**AIM**
Could you repeat the records below exactly, leaving out any pictures?

**STORED DATA**
◆ ◆ ◆ ◆ ◆ ◆ ◆

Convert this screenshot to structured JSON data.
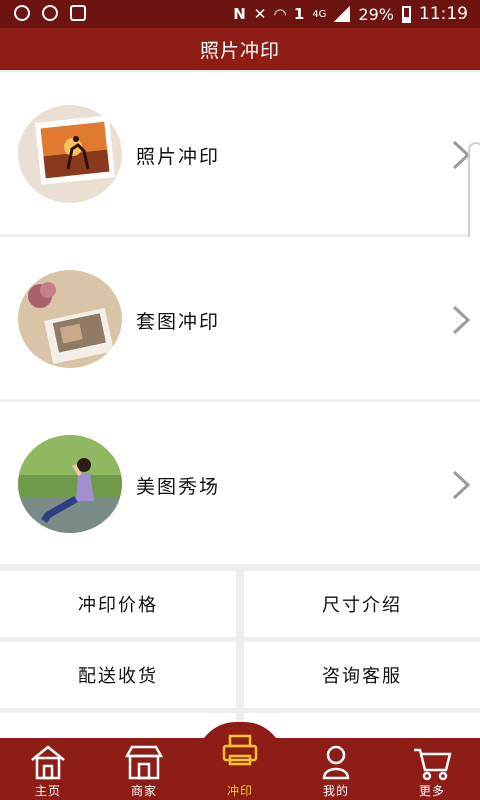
{
  "status_bar": {
    "battery": "29%",
    "time": "11:19",
    "network": "4G",
    "sim_label": "1",
    "nfc_label": "N"
  },
  "header": {
    "title": "照片冲印"
  },
  "list": [
    {
      "label": "照片冲印",
      "image": "couple-sunset-photo"
    },
    {
      "label": "套图冲印",
      "image": "photo-album-prints"
    },
    {
      "label": "美图秀场",
      "image": "girl-sitting-portrait"
    }
  ],
  "grid": [
    {
      "label": "冲印价格"
    },
    {
      "label": "尺寸介绍"
    },
    {
      "label": "配送收货"
    },
    {
      "label": "咨询客服"
    }
  ],
  "bottom_nav": [
    {
      "label": "主页",
      "icon": "home-icon"
    },
    {
      "label": "商家",
      "icon": "store-icon"
    },
    {
      "label": "冲印",
      "icon": "printer-icon",
      "active": true
    },
    {
      "label": "我的",
      "icon": "person-icon"
    },
    {
      "label": "更多",
      "icon": "cart-icon"
    }
  ],
  "colors": {
    "status_bar": "#6e1410",
    "header": "#8e1d15",
    "nav_active": "#f6c230",
    "background": "#eeeeee"
  }
}
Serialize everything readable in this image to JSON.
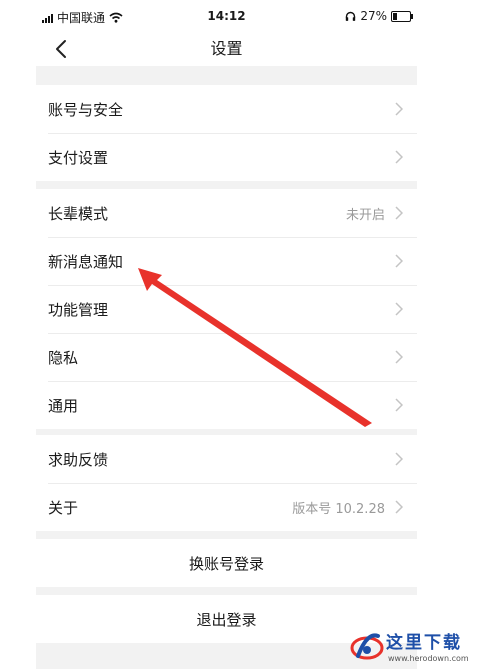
{
  "status_bar": {
    "carrier": "中国联通",
    "time": "14:12",
    "battery_percent": "27%",
    "battery_level": 0.27
  },
  "header": {
    "back_icon": "chevron-left-icon",
    "title": "设置"
  },
  "groups": [
    {
      "items": [
        {
          "label": "账号与安全",
          "value": ""
        },
        {
          "label": "支付设置",
          "value": ""
        }
      ]
    },
    {
      "items": [
        {
          "label": "长辈模式",
          "value": "未开启"
        },
        {
          "label": "新消息通知",
          "value": ""
        },
        {
          "label": "功能管理",
          "value": ""
        },
        {
          "label": "隐私",
          "value": ""
        },
        {
          "label": "通用",
          "value": ""
        }
      ]
    },
    {
      "items": [
        {
          "label": "求助反馈",
          "value": ""
        },
        {
          "label": "关于",
          "value": "版本号 10.2.28"
        }
      ]
    }
  ],
  "actions": {
    "switch_account": "换账号登录",
    "logout": "退出登录"
  },
  "annotation": {
    "arrow_color": "#e8322b",
    "points_to": "新消息通知"
  },
  "watermark": {
    "text": "这里下载",
    "url": "www.herodown.com"
  }
}
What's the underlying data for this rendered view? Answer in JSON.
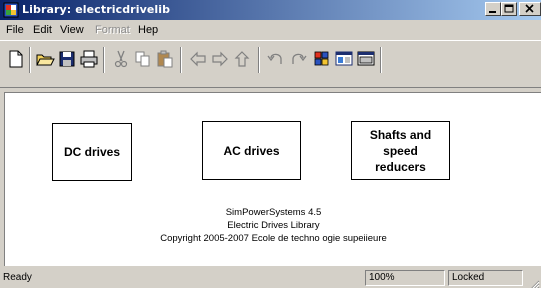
{
  "window": {
    "title": "Library: electricdrivelib",
    "icon": "simulink-library-icon",
    "controls": [
      "minimize-icon",
      "maximize-icon",
      "close-icon"
    ]
  },
  "menubar": {
    "items": [
      {
        "label": "File",
        "enabled": true
      },
      {
        "label": "Edit",
        "enabled": true
      },
      {
        "label": "View",
        "enabled": true
      },
      {
        "label": "Format",
        "enabled": false
      },
      {
        "label": "Hep",
        "enabled": true
      }
    ]
  },
  "toolbar": {
    "buttons": [
      "new-icon",
      "open-icon",
      "save-icon",
      "print-icon",
      "cut-icon",
      "copy-icon",
      "paste-icon",
      "back-icon",
      "forward-icon",
      "up-icon",
      "undo-icon",
      "redo-icon",
      "library-browser-icon",
      "model-explorer-icon",
      "debugger-icon"
    ]
  },
  "canvas": {
    "blocks": [
      {
        "label": "DC drives"
      },
      {
        "label": "AC drives"
      },
      {
        "label": "Shafts and\nspeed\nreducers"
      }
    ],
    "info": {
      "line1": "SimPowerSystems 4.5",
      "line2": "Electric Drives Library",
      "line3": "Copyright  2005-2007 Ecole de techno ogie supeiieure"
    }
  },
  "statusbar": {
    "status": "Ready",
    "zoom": "100%",
    "lock": "Locked"
  }
}
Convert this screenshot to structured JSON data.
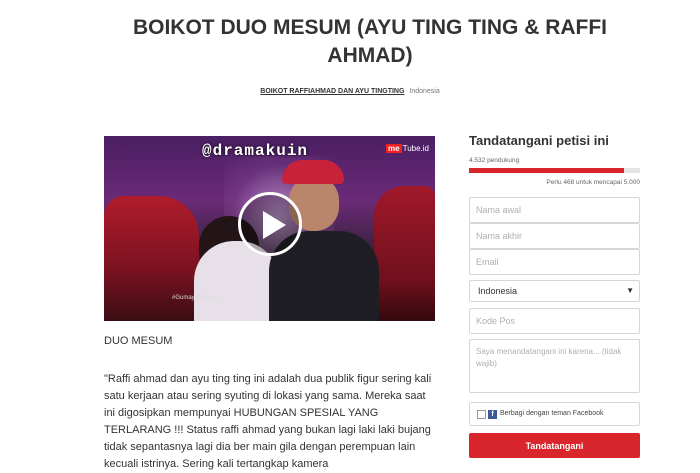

◆ ◆ ◆ ◆ ◆ ◆ ◆

**RESULT FOR THIS TASK**
Convert this screenshot to structured JSON data.
{
  "status_bar": {
    "battery": "29%",
    "time": "11:19",
    "network": "4G",
    "sim_label": "1",
    "nfc_label": "N"
  },
  "header": {
    "title": "照片冲印"
  },
  "list": [
    {
      "label": "照片冲印",
      "image": "couple-sunset-photo"
    },
    {
      "label": "套图冲印",
      "image": "photo-album-prints"
    },
    {
      "label": "美图秀场",
      "image": "girl-sitting-portrait"
    }
  ],
  "grid": [
    {
      "label": "冲印价格"
    },
    {
      "label": "尺寸介绍"
    },
    {
      "label": "配送收货"
    },
    {
      "label": "咨询客服"
    }
  ],
  "bottom_nav": [
    {
      "label": "主页",
      "icon": "home-icon"
    },
    {
      "label": "商家",
      "icon": "store-icon"
    },
    {
      "label": "冲印",
      "icon": "printer-icon",
      "active": true
    },
    {
      "label": "我的",
      "icon": "person-icon"
    },
    {
      "label": "更多",
      "icon": "cart-icon"
    }
  ],
  "colors": {
    "status_bar": "#6e1410",
    "header": "#8e1d15",
    "nav_active": "#f6c230",
    "background": "#eeeeee"
  }
}
Serialize everything readable in this image to JSON.
{
  "status_bar": {
    "carrier": "中国联通",
    "time": "14:12",
    "battery_percent": "27%",
    "battery_level": 0.27
  },
  "header": {
    "back_icon": "chevron-left-icon",
    "title": "设置"
  },
  "groups": [
    {
      "items": [
        {
          "label": "账号与安全",
          "value": ""
        },
        {
          "label": "支付设置",
          "value": ""
        }
      ]
    },
    {
      "items": [
        {
          "label": "长辈模式",
          "value": "未开启"
        },
        {
          "label": "新消息通知",
          "value": ""
        },
        {
          "label": "功能管理",
          "value": ""
        },
        {
          "label": "隐私",
          "value": ""
        },
        {
          "label": "通用",
          "value": ""
        }
      ]
    },
    {
      "items": [
        {
          "label": "求助反馈",
          "value": ""
        },
        {
          "label": "关于",
          "value": "版本号 10.2.28"
        }
      ]
    }
  ],
  "actions": {
    "switch_account": "换账号登录",
    "logout": "退出登录"
  },
  "annotation": {
    "arrow_color": "#e8322b",
    "points_to": "新消息通知"
  },
  "watermark": {
    "text": "这里下载",
    "url": "www.herodown.com"
  }
}
What's the underlying data for this rendered view? Answer in JSON.
{
  "window": {
    "title": "Library: electricdrivelib",
    "icon": "simulink-library-icon",
    "controls": [
      "minimize-icon",
      "maximize-icon",
      "close-icon"
    ]
  },
  "menubar": {
    "items": [
      {
        "label": "File",
        "enabled": true
      },
      {
        "label": "Edit",
        "enabled": true
      },
      {
        "label": "View",
        "enabled": true
      },
      {
        "label": "Format",
        "enabled": false
      },
      {
        "label": "Hep",
        "enabled": true
      }
    ]
  },
  "toolbar": {
    "buttons": [
      "new-icon",
      "open-icon",
      "save-icon",
      "print-icon",
      "cut-icon",
      "copy-icon",
      "paste-icon",
      "back-icon",
      "forward-icon",
      "up-icon",
      "undo-icon",
      "redo-icon",
      "library-browser-icon",
      "model-explorer-icon",
      "debugger-icon"
    ]
  },
  "canvas": {
    "blocks": [
      {
        "label": "DC drives"
      },
      {
        "label": "AC drives"
      },
      {
        "label": "Shafts and\nspeed\nreducers"
      }
    ],
    "info": {
      "line1": "SimPowerSystems 4.5",
      "line2": "Electric Drives Library",
      "line3": "Copyright  2005-2007 Ecole de techno ogie supeiieure"
    }
  },
  "statusbar": {
    "status": "Ready",
    "zoom": "100%",
    "lock": "Locked"
  }
}
Convert this screenshot to structured JSON data.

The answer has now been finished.